(Data extracted from a collection)
<<<<
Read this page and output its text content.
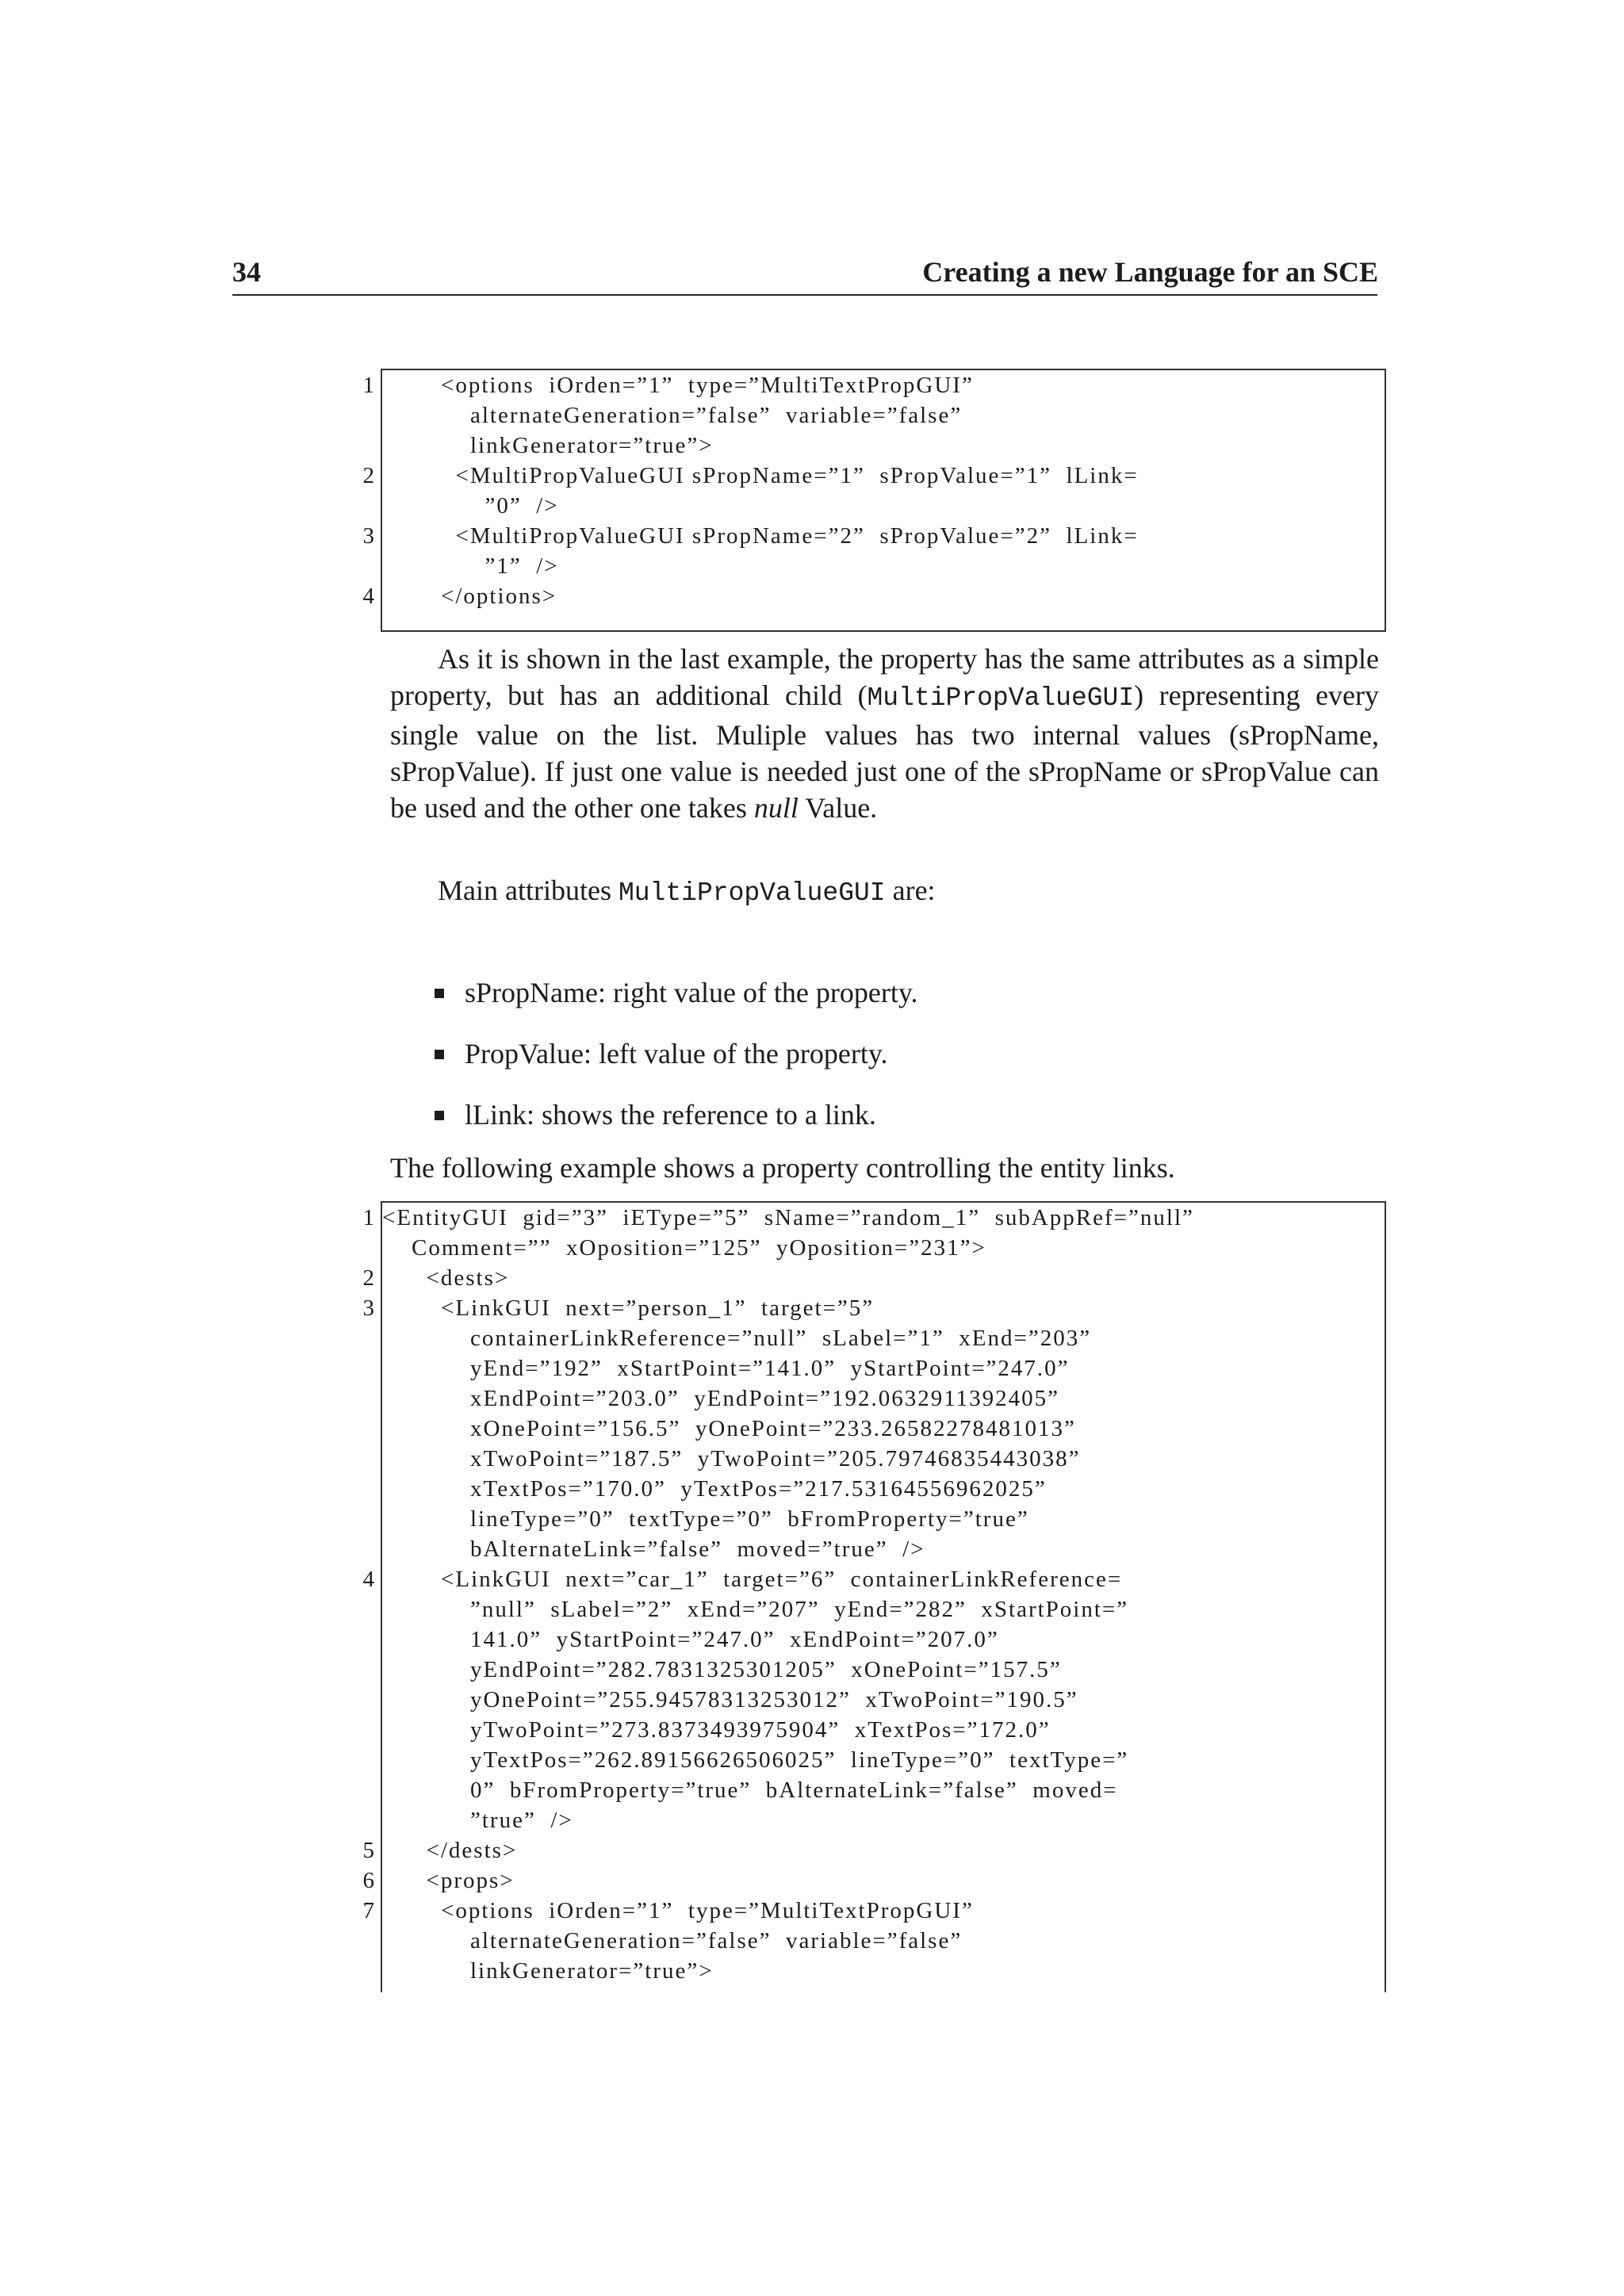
34	Creating a new Language for an SCE
1	<options  iOrden=”1”  type=”MultiTextPropGUI”
alternateGeneration=”false”  variable=”false”
linkGenerator=”true”>
2	<MultiPropValueGUI sPropName=”1”  sPropValue=”1”  lLink=
”0”  />
3	<MultiPropValueGUI sPropName=”2”  sPropValue=”2”  lLink=
”1”  />
4 </options>

As it is shown in the last example, the property has the same attributes as a simple property, but has an additional child (MultiPropValueGUI) representing every single value on the list. Muliple values has two internal values (sPropName, sPropValue). If just one value is needed just one of the sPropName or sPropValue can be used and the other one takes null Value.

Main attributes MultiPropValueGUI are:

sPropName: right value of the property.
PropValue: left value of the property.
lLink: shows the reference to a link.

The following example shows a property controlling the entity links.

1 <EntityGUI  gid=”3”  iEType=”5”  sName=”random_1”  subAppRef=”null”
Comment=””  xOposition=”125”  yOposition=”231”>
2 <dests>
3	<LinkGUI  next=”person_1”  target=”5”
containerLinkReference=”null”  sLabel=”1”  xEnd=”203”
yEnd=”192”  xStartPoint=”141.0”  yStartPoint=”247.0”
xEndPoint=”203.0”  yEndPoint=”192.0632911392405”
xOnePoint=”156.5”  yOnePoint=”233.26582278481013”
xTwoPoint=”187.5”  yTwoPoint=”205.79746835443038”
xTextPos=”170.0”  yTextPos=”217.53164556962025”
lineType=”0”  textType=”0”  bFromProperty=”true”
bAlternateLink=”false”  moved=”true”  />
4	<LinkGUI  next=”car_1”  target=”6”  containerLinkReference=
”null”  sLabel=”2”  xEnd=”207”  yEnd=”282”  xStartPoint=”
141.0”  yStartPoint=”247.0”  xEndPoint=”207.0”
yEndPoint=”282.7831325301205”  xOnePoint=”157.5”
yOnePoint=”255.94578313253012”  xTwoPoint=”190.5”
yTwoPoint=”273.8373493975904”  xTextPos=”172.0”
yTextPos=”262.89156626506025”  lineType=”0”  textType=”
0”  bFromProperty=”true”  bAlternateLink=”false”  moved=
”true”  />
5 </dests>
6 <props>
7	<options  iOrden=”1”  type=”MultiTextPropGUI”
alternateGeneration=”false”  variable=”false”
linkGenerator=”true”>
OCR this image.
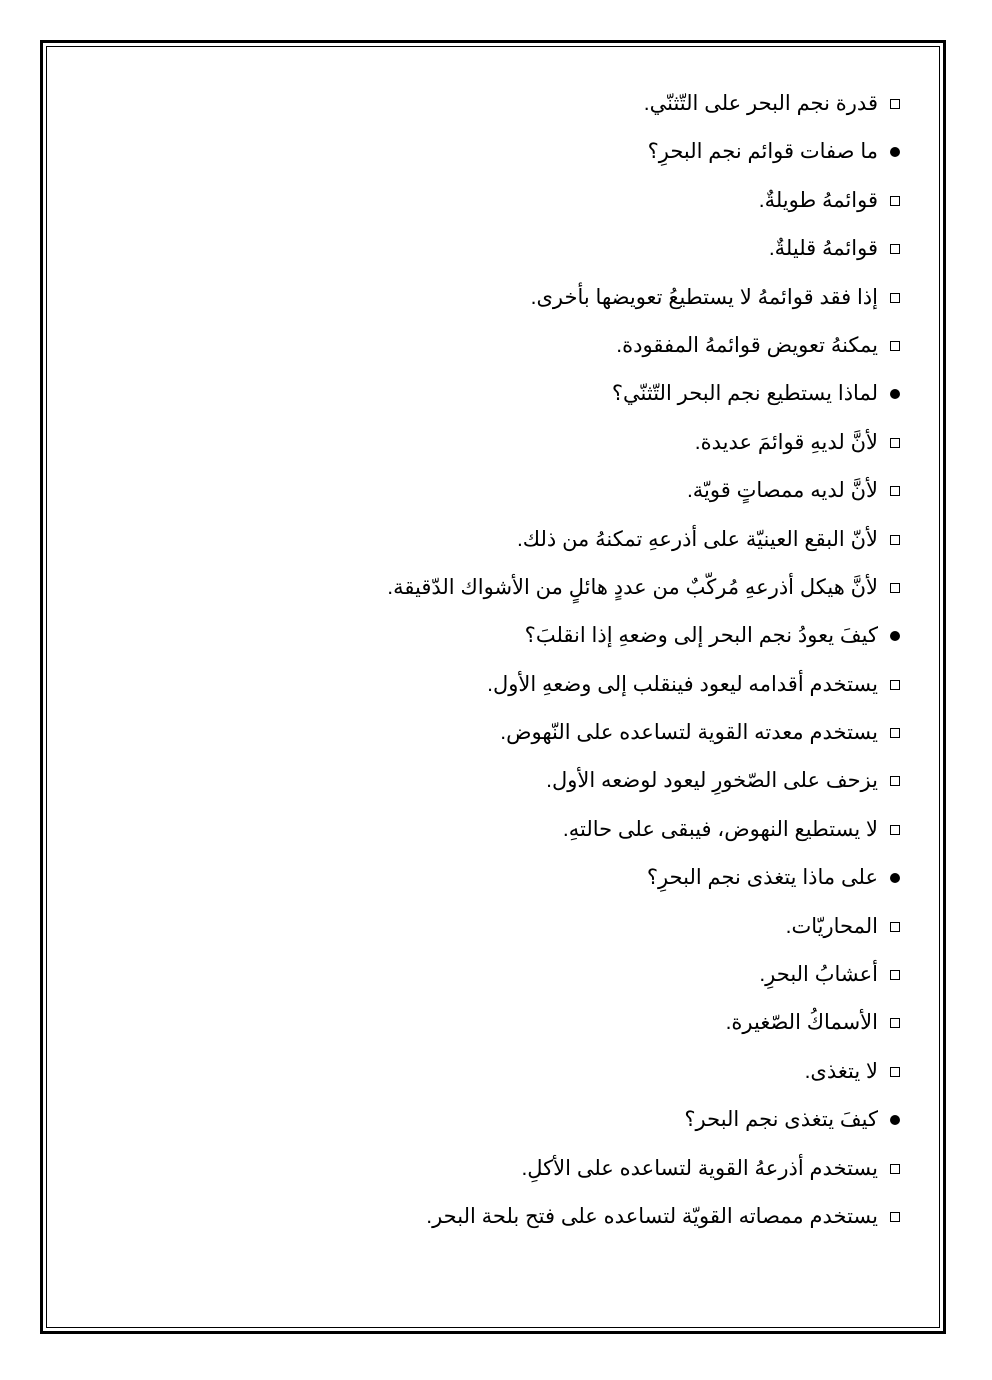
قدرة نجم البحر على التّثنّي.
ما صفات قوائم نجم البحرِ؟
قوائمهُ طويلةٌ.
قوائمهُ قليلةٌ.
إذا فقد قوائمهُ لا يستطيعُ تعويضها بأخرى.
يمكنهُ تعويض قوائمهُ المفقودة.
لماذا يستطيع نجم البحر التّثنّي؟
لأنَّ لديهِ قوائمَ عديدة.
لأنَّ لديه ممصاتٍ قويّة.
لأنّ البقع العينيّة على أذرعهِ تمكنهُ من ذلك.
لأنَّ هيكل أذرعهِ مُركّبٌ من عددٍ هائلٍ من الأشواك الدّقيقة.
كيفَ يعودُ نجم البحر إلى وضعهِ إذا انقلبَ؟
يستخدم أقدامه ليعود فينقلب إلى وضعهِ الأول.
يستخدم معدته القوية لتساعده على النّهوض.
يزحف على الصّخورِ ليعود لوضعه الأول.
لا يستطيع النهوض، فيبقى على حالتهِ.
على ماذا يتغذى نجم البحرِ؟
المحاريّات.
أعشابُ البحرِ.
الأسماكُ الصّغيرة.
لا يتغذى.
كيفَ يتغذى نجم البحر؟
يستخدم أذرعهُ القوية لتساعده على الأكلِ.
يستخدم ممصاته القويّة لتساعده على فتح بلحة البحر.
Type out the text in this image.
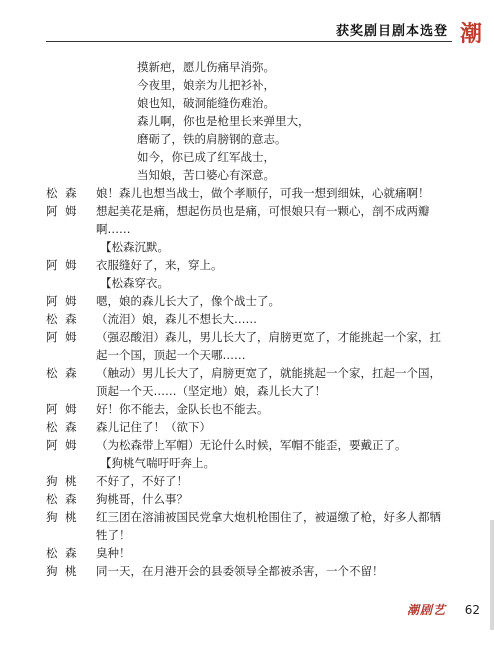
获奖剧目剧本选登 潮
摸新疤，愿儿伤痛早消弥。
今夜里，娘亲为儿把衫补，
娘也知，破洞能缝伤难治。
森儿啊，你也是枪里长来弹里大，
磨砺了，铁的肩膀钢的意志。
如今，你已成了红军战士，
当知娘，苦口婆心有深意。
松 森	娘！森儿也想当战士，做个孝顺仔，可我一想到细妹，心就痛啊！
阿 姆	想起美花是痛，想起伤员也是痛，可恨娘只有一颗心，剖不成两瓣啊……
【松森沉默。
阿 姆	衣服缝好了，来，穿上。
【松森穿衣。
阿 姆	嗯，娘的森儿长大了，像个战士了。
松 森	（流泪）娘，森儿不想长大……
阿 姆	（强忍酸泪）森儿，男儿长大了，肩膀更宽了，才能挑起一个家，扛起一个国，顶起一个天哪……
松 森	（触动）男儿长大了，肩膀更宽了，就能挑起一个家，扛起一个国，顶起一个天……（坚定地）娘，森儿长大了！
阿 姆	好！你不能去，金队长也不能去。
松 森	森儿记住了！（欲下）
阿 姆	（为松森带上军帽）无论什么时候，军帽不能歪，要戴正了。
【狗桃气喘吁吁奔上。
狗 桃	不好了，不好了！
松 森	狗桃哥，什么事？
狗 桃	红三团在溶浦被国民党拿大炮机枪围住了，被逼缴了枪，好多人都牺牲了！
松 森	臭种！
狗 桃	同一天，在月港开会的县委领导全都被杀害，一个不留！
潮剧艺 62
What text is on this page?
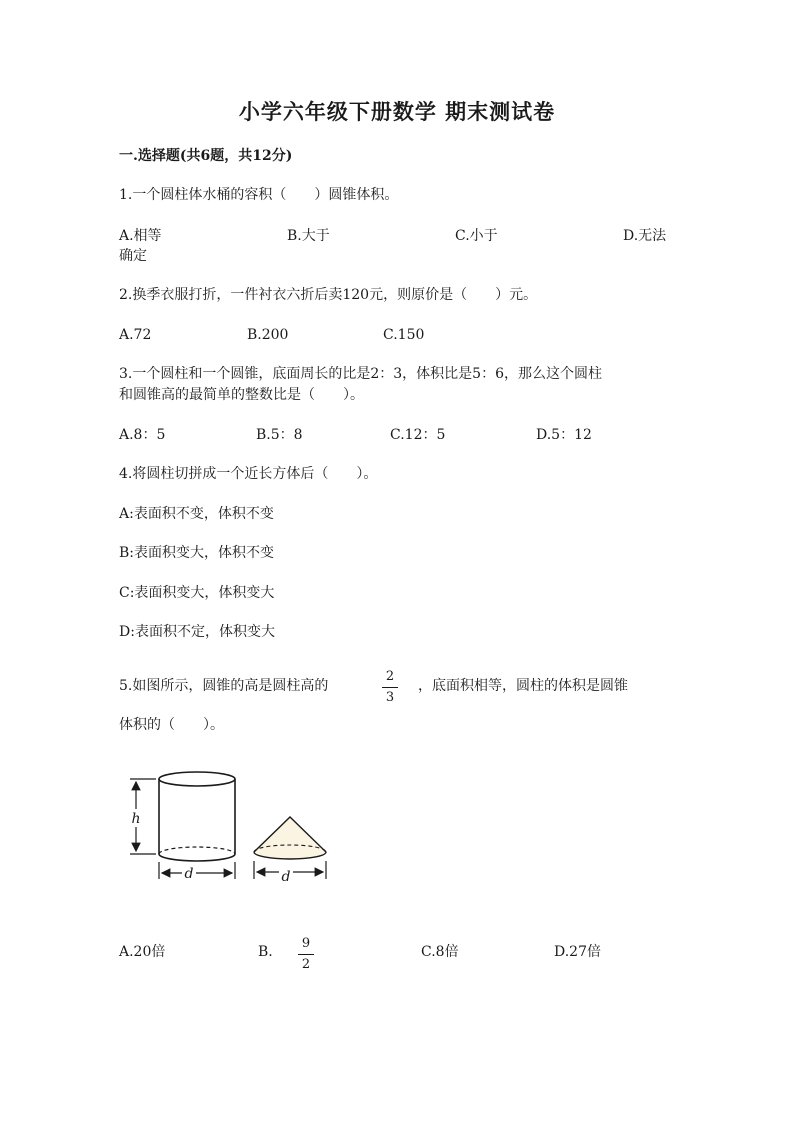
小学六年级下册数学 期末测试卷
一.选择题(共6题，共12分)
1.一个圆柱体水桶的容积（　　）圆锥体积。
A.相等	B.大于	C.小于	D.无法
确定
2.换季衣服打折，一件衬衣六折后卖120元，则原价是（　　）元。
A.72	B.200	C.150
3.一个圆柱和一个圆锥，底面周长的比是2：3，体积比是5：6，那么这个圆柱
和圆锥高的最简单的整数比是（　　）。
A.8：5	B.5：8	C.12：5	D.5：12
4.将圆柱切拼成一个近长方体后（　　）。
A:表面积不变，体积不变
B:表面积变大，体积不变
C:表面积变大，体积变大
D:表面积不定，体积变大
5.如图所示，圆锥的高是圆柱高的
2
3
，底面积相等，圆柱的体积是圆锥
体积的（　　）。
h
d	d
A.20倍	B.
9
2
C.8倍	D.27倍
>>>>
## PROMPT
Transcribe all of the records above character for character. Exclude the pictures.

## TASK ANSWER
Read this page and output its text content.
34	Creating a new Language for an SCE
1	<options  iOrden=”1”  type=”MultiTextPropGUI”
alternateGeneration=”false”  variable=”false”
linkGenerator=”true”>
2	<MultiPropValueGUI sPropName=”1”  sPropValue=”1”  lLink=
”0”  />
3	<MultiPropValueGUI sPropName=”2”  sPropValue=”2”  lLink=
”1”  />
4 </options>

As it is shown in the last example, the property has the same attributes as a simple property, but has an additional child (MultiPropValueGUI) representing every single value on the list. Muliple values has two internal values (sPropName, sPropValue). If just one value is needed just one of the sPropName or sPropValue can be used and the other one takes null Value.

Main attributes MultiPropValueGUI are:

sPropName: right value of the property.
PropValue: left value of the property.
lLink: shows the reference to a link.

The following example shows a property controlling the entity links.

1 <EntityGUI  gid=”3”  iEType=”5”  sName=”random_1”  subAppRef=”null”
Comment=””  xOposition=”125”  yOposition=”231”>
2 <dests>
3	<LinkGUI  next=”person_1”  target=”5”
containerLinkReference=”null”  sLabel=”1”  xEnd=”203”
yEnd=”192”  xStartPoint=”141.0”  yStartPoint=”247.0”
xEndPoint=”203.0”  yEndPoint=”192.0632911392405”
xOnePoint=”156.5”  yOnePoint=”233.26582278481013”
xTwoPoint=”187.5”  yTwoPoint=”205.79746835443038”
xTextPos=”170.0”  yTextPos=”217.53164556962025”
lineType=”0”  textType=”0”  bFromProperty=”true”
bAlternateLink=”false”  moved=”true”  />
4	<LinkGUI  next=”car_1”  target=”6”  containerLinkReference=
”null”  sLabel=”2”  xEnd=”207”  yEnd=”282”  xStartPoint=”
141.0”  yStartPoint=”247.0”  xEndPoint=”207.0”
yEndPoint=”282.7831325301205”  xOnePoint=”157.5”
yOnePoint=”255.94578313253012”  xTwoPoint=”190.5”
yTwoPoint=”273.8373493975904”  xTextPos=”172.0”
yTextPos=”262.89156626506025”  lineType=”0”  textType=”
0”  bFromProperty=”true”  bAlternateLink=”false”  moved=
”true”  />
5 </dests>
6 <props>
7	<options  iOrden=”1”  type=”MultiTextPropGUI”
alternateGeneration=”false”  variable=”false”
linkGenerator=”true”>
OCR this image.
قدرة نجم البحر على التّثنّي.
ما صفات قوائم نجم البحرِ؟
قوائمهُ طويلةٌ.
قوائمهُ قليلةٌ.
إذا فقد قوائمهُ لا يستطيعُ تعويضها بأخرى.
يمكنهُ تعويض قوائمهُ المفقودة.
لماذا يستطيع نجم البحر التّثنّي؟
لأنَّ لديهِ قوائمَ عديدة.
لأنَّ لديه ممصاتٍ قويّة.
لأنّ البقع العينيّة على أذرعهِ تمكنهُ من ذلك.
لأنَّ هيكل أذرعهِ مُركّبٌ من عددٍ هائلٍ من الأشواك الدّقيقة.
كيفَ يعودُ نجم البحر إلى وضعهِ إذا انقلبَ؟
يستخدم أقدامه ليعود فينقلب إلى وضعهِ الأول.
يستخدم معدته القوية لتساعده على النّهوض.
يزحف على الصّخورِ ليعود لوضعه الأول.
لا يستطيع النهوض، فيبقى على حالتهِ.
على ماذا يتغذى نجم البحرِ؟
المحاريّات.
أعشابُ البحرِ.
الأسماكُ الصّغيرة.
لا يتغذى.
كيفَ يتغذى نجم البحر؟
يستخدم أذرعهُ القوية لتساعده على الأكلِ.
يستخدم ممصاته القويّة لتساعده على فتح بلحة البحر.
Type out the text in this image.
获奖剧目剧本选登 潮
摸新疤，愿儿伤痛早消弥。
今夜里，娘亲为儿把衫补，
娘也知，破洞能缝伤难治。
森儿啊，你也是枪里长来弹里大，
磨砺了，铁的肩膀钢的意志。
如今，你已成了红军战士，
当知娘，苦口婆心有深意。
松 森	娘！森儿也想当战士，做个孝顺仔，可我一想到细妹，心就痛啊！
阿 姆	想起美花是痛，想起伤员也是痛，可恨娘只有一颗心，剖不成两瓣啊……
【松森沉默。
阿 姆	衣服缝好了，来，穿上。
【松森穿衣。
阿 姆	嗯，娘的森儿长大了，像个战士了。
松 森	（流泪）娘，森儿不想长大……
阿 姆	（强忍酸泪）森儿，男儿长大了，肩膀更宽了，才能挑起一个家，扛起一个国，顶起一个天哪……
松 森	（触动）男儿长大了，肩膀更宽了，就能挑起一个家，扛起一个国，顶起一个天……（坚定地）娘，森儿长大了！
阿 姆	好！你不能去，金队长也不能去。
松 森	森儿记住了！（欲下）
阿 姆	（为松森带上军帽）无论什么时候，军帽不能歪，要戴正了。
【狗桃气喘吁吁奔上。
狗 桃	不好了，不好了！
松 森	狗桃哥，什么事？
狗 桃	红三团在溶浦被国民党拿大炮机枪围住了，被逼缴了枪，好多人都牺牲了！
松 森	臭种！
狗 桃	同一天，在月港开会的县委领导全都被杀害，一个不留！
潮剧艺 62
What text is on this page?
小学六年级下册数学 期末测试卷
一.选择题(共6题，共12分)
1.一个圆柱体水桶的容积（　　）圆锥体积。
A.相等	B.大于	C.小于	D.无法
确定
2.换季衣服打折，一件衬衣六折后卖120元，则原价是（　　）元。
A.72	B.200	C.150
3.一个圆柱和一个圆锥，底面周长的比是2：3，体积比是5：6，那么这个圆柱
和圆锥高的最简单的整数比是（　　）。
A.8：5	B.5：8	C.12：5	D.5：12
4.将圆柱切拼成一个近长方体后（　　）。
A:表面积不变，体积不变
B:表面积变大，体积不变
C:表面积变大，体积变大
D:表面积不定，体积变大
5.如图所示，圆锥的高是圆柱高的
2
3
，底面积相等，圆柱的体积是圆锥
体积的（　　）。
h
d	d
A.20倍	B.
9
2
C.8倍	D.27倍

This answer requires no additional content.